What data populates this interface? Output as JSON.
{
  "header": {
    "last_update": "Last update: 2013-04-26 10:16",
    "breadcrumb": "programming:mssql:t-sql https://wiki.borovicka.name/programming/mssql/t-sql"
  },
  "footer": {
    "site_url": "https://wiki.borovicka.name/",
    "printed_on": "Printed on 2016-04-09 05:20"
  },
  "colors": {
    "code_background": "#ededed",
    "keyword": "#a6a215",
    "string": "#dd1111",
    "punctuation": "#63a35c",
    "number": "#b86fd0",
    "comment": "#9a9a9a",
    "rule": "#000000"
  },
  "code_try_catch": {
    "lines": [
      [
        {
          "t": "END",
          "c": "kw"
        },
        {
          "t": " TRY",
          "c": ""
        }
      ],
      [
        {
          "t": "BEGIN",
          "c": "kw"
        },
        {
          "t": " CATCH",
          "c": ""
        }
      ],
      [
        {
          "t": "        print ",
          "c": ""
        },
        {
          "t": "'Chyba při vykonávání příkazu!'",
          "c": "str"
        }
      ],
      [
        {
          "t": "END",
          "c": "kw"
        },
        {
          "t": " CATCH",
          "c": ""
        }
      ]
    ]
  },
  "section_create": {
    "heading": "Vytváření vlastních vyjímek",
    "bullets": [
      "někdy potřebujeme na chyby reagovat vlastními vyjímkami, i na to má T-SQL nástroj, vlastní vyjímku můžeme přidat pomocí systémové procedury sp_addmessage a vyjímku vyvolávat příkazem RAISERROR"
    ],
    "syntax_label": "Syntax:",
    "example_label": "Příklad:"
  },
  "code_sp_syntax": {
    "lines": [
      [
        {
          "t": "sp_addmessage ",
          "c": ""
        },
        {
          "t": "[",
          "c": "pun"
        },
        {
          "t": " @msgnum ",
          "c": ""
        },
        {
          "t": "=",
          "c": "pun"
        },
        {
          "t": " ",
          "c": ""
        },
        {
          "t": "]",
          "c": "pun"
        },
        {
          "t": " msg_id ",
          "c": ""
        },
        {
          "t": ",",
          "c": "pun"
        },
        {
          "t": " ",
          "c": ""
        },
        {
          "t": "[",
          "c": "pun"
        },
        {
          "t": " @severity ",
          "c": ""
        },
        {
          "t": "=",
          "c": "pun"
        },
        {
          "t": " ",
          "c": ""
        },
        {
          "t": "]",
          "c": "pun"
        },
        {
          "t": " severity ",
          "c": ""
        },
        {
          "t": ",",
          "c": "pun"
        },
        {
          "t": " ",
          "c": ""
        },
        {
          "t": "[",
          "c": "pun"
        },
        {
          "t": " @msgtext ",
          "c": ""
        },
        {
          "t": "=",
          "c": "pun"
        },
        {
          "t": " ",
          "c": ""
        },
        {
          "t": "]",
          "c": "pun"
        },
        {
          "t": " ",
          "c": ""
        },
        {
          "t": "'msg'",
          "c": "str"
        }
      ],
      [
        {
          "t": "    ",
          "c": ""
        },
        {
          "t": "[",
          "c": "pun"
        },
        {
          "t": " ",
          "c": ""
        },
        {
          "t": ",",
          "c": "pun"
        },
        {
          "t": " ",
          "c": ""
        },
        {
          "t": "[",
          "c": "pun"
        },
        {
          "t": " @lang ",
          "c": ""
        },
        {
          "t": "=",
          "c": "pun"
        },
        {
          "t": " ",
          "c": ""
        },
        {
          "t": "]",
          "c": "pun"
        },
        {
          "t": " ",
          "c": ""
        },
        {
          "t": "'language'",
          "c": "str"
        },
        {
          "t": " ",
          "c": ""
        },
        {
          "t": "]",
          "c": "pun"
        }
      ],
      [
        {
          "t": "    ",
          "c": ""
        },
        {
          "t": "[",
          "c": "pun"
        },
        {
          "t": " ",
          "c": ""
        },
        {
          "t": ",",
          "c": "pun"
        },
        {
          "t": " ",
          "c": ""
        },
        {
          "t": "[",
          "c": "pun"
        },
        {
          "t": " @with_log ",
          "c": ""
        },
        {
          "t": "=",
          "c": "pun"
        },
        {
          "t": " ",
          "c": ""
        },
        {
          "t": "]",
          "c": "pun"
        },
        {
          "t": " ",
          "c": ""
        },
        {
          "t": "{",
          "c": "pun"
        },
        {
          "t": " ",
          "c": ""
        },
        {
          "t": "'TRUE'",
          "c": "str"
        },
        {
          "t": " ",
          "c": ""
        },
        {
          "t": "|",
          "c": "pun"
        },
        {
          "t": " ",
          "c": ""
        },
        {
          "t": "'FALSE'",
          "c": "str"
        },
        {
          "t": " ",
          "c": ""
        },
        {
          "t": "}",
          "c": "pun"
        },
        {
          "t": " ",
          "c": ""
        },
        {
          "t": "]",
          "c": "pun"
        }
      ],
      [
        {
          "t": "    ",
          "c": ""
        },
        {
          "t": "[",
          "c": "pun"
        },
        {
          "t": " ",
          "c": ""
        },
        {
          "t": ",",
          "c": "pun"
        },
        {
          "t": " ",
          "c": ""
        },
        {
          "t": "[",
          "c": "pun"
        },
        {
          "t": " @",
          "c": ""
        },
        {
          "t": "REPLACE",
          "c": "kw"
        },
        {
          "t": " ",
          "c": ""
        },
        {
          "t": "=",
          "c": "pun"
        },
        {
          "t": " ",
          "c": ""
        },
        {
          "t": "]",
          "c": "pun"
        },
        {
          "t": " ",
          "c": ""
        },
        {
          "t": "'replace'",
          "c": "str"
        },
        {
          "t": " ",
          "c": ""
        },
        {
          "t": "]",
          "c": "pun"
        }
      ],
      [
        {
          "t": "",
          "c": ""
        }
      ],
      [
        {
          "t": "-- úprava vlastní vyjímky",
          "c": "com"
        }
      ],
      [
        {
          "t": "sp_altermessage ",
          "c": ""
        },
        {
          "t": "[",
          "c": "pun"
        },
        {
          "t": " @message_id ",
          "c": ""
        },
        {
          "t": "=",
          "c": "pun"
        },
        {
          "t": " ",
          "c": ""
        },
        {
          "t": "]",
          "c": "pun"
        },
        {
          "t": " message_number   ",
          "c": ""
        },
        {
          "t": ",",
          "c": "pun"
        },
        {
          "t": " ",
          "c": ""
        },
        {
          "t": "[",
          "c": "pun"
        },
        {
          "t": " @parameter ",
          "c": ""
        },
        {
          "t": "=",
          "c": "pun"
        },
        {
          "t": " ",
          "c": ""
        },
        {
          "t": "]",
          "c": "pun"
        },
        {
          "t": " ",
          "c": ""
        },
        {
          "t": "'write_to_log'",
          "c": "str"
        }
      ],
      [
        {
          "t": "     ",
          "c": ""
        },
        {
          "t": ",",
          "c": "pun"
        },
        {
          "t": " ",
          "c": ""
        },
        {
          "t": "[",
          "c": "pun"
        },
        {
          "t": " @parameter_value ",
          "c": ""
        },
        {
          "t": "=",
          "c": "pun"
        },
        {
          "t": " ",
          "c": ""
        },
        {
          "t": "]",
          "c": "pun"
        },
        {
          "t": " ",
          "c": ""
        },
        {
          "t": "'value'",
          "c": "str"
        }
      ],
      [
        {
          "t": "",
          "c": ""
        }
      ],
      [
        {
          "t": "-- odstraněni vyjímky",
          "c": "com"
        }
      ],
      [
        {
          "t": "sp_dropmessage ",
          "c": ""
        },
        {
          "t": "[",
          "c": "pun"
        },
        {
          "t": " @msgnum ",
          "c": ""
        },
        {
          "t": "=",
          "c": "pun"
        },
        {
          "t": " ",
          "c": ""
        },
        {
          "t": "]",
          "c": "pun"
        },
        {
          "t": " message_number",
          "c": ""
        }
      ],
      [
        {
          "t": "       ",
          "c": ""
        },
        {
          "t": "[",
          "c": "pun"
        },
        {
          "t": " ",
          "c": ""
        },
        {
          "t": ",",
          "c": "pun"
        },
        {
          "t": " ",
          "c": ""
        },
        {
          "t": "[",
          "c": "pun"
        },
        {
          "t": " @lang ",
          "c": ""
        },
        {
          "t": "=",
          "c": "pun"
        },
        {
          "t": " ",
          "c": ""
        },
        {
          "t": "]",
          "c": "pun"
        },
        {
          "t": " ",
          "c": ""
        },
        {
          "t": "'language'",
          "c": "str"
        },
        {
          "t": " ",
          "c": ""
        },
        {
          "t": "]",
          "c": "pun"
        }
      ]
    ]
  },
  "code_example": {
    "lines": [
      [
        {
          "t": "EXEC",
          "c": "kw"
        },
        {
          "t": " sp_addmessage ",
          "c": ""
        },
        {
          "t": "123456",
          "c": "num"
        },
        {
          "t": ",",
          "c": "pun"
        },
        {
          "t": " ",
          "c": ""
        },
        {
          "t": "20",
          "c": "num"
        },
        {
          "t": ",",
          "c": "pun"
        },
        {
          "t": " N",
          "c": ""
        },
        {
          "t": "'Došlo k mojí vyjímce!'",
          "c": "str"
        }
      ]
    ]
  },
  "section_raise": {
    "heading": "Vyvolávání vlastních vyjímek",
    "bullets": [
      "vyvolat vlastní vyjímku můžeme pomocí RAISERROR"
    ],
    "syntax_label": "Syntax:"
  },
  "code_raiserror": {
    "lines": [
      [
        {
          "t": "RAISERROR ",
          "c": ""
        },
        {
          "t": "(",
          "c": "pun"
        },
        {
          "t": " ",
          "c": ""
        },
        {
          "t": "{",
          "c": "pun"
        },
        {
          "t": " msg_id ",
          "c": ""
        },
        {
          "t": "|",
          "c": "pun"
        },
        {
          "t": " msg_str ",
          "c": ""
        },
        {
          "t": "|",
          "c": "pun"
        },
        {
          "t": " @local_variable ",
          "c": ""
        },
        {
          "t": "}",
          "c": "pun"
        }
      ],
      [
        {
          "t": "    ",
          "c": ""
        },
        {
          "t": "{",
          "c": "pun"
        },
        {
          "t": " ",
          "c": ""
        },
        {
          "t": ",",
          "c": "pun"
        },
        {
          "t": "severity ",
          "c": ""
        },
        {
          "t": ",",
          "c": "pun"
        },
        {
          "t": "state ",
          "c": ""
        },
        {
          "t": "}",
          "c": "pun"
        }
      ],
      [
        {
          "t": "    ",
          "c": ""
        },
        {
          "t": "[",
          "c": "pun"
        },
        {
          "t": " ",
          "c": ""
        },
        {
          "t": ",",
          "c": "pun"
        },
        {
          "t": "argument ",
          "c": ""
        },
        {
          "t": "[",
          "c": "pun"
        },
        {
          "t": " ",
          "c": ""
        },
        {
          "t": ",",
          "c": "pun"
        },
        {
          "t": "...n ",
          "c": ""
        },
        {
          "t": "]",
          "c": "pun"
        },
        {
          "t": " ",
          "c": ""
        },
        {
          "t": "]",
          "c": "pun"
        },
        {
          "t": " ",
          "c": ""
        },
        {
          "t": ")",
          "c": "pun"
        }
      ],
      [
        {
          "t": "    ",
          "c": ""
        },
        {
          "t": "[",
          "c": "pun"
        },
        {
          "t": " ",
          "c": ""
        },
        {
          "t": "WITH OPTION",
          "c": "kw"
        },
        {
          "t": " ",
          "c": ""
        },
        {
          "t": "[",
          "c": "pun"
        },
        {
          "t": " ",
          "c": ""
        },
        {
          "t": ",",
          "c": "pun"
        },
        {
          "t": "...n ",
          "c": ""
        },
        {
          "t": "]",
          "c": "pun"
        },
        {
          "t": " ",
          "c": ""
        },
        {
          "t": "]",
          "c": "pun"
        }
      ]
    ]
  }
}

○ ○ ○

Exercise brief » Your answer should be only a number: how many lines of the data above contain the string "name"?

Final answer » 2